**RECORDS FOR THE TASK**:
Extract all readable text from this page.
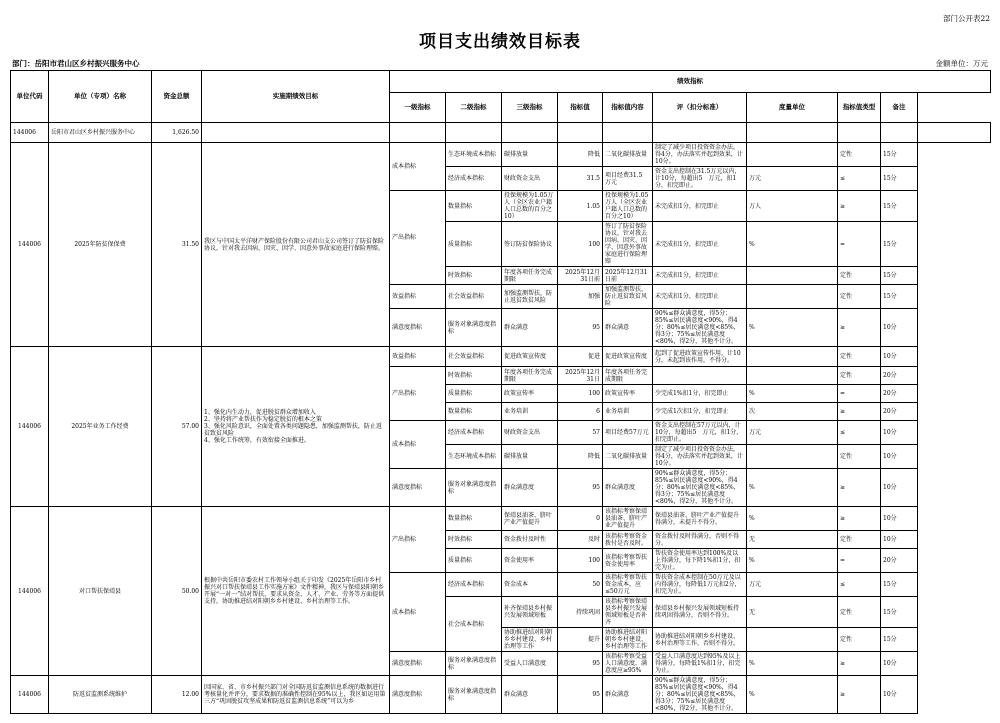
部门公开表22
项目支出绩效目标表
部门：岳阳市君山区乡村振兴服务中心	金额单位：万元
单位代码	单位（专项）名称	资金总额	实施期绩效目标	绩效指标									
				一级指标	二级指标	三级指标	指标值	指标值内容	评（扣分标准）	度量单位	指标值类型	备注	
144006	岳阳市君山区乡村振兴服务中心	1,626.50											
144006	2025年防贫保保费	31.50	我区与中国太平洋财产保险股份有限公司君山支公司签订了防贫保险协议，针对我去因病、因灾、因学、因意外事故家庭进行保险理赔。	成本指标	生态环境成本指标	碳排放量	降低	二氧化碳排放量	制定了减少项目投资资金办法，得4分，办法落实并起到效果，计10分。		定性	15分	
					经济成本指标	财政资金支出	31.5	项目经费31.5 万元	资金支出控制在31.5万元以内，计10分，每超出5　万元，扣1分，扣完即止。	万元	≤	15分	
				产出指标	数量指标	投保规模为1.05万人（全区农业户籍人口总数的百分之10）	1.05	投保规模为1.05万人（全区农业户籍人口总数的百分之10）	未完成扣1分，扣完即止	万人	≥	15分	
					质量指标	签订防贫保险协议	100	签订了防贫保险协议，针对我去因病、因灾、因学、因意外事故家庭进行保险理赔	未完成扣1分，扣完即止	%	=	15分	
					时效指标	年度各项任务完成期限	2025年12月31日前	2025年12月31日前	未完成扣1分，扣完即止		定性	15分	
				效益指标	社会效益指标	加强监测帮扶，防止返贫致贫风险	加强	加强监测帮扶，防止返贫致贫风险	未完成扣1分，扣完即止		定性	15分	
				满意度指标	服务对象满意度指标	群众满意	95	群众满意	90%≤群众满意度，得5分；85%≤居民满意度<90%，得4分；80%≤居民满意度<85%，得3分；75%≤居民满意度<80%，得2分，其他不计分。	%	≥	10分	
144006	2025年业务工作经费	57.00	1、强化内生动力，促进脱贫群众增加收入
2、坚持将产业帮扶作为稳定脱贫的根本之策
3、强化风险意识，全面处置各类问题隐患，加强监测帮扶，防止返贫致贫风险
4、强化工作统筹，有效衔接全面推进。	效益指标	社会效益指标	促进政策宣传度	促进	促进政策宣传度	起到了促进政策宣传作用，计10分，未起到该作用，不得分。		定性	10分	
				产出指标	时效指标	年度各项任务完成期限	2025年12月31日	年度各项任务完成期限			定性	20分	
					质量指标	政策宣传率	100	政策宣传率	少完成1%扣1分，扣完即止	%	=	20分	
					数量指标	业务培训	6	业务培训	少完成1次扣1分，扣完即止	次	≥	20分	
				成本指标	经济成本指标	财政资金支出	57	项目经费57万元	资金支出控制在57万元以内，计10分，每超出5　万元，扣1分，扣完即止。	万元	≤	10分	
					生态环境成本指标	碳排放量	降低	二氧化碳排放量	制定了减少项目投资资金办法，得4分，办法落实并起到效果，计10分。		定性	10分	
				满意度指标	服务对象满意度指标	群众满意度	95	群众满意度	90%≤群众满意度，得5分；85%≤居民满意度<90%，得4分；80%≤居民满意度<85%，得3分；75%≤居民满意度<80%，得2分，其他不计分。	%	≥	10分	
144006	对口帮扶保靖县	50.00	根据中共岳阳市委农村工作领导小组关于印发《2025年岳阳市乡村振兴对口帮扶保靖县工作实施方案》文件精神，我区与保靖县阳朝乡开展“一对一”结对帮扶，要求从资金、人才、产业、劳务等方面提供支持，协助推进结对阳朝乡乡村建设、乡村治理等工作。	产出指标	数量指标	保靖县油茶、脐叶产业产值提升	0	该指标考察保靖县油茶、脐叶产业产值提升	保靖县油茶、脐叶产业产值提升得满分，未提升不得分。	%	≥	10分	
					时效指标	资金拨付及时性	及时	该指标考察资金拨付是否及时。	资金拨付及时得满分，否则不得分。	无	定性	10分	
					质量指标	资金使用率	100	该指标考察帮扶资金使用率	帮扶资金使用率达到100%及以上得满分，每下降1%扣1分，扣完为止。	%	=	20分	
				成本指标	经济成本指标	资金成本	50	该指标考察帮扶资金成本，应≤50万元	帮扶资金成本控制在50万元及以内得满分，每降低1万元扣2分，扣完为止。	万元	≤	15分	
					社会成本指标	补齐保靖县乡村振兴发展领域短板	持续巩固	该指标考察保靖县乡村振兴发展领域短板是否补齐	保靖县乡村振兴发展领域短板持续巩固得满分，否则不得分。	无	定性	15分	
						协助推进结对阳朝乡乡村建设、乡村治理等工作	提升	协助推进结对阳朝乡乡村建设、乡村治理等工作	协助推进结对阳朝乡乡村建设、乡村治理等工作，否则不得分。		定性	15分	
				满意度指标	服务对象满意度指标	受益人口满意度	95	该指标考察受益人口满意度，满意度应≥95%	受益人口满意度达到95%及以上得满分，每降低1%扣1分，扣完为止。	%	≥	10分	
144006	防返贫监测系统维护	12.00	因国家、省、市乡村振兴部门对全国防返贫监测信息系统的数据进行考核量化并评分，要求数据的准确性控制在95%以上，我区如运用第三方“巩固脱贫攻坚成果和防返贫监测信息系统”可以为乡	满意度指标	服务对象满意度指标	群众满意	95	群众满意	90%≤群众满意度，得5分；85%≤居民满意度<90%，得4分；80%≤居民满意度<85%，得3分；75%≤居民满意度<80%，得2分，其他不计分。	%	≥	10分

**OBJECTIVE**:
Pull out each line holding the string "办法落实并起到效果".

**WRITTEN RESPONSE**:
144006	2025年防贫保保费	31.50	我区与中国太平洋财产保险股份有限公司君山支公司签订了防贫保险协议，针对我去因病、因灾、因学、因意外事故家庭进行保险理赔。	成本指标	生态环境成本指标	碳排放量	降低	二氧化碳排放量	制定了减少项目投资资金办法，得4分，办法落实并起到效果，计10分。		定性	15分	
					生态环境成本指标	碳排放量	降低	二氧化碳排放量	制定了减少项目投资资金办法，得4分，办法落实并起到效果，计10分。		定性	10分	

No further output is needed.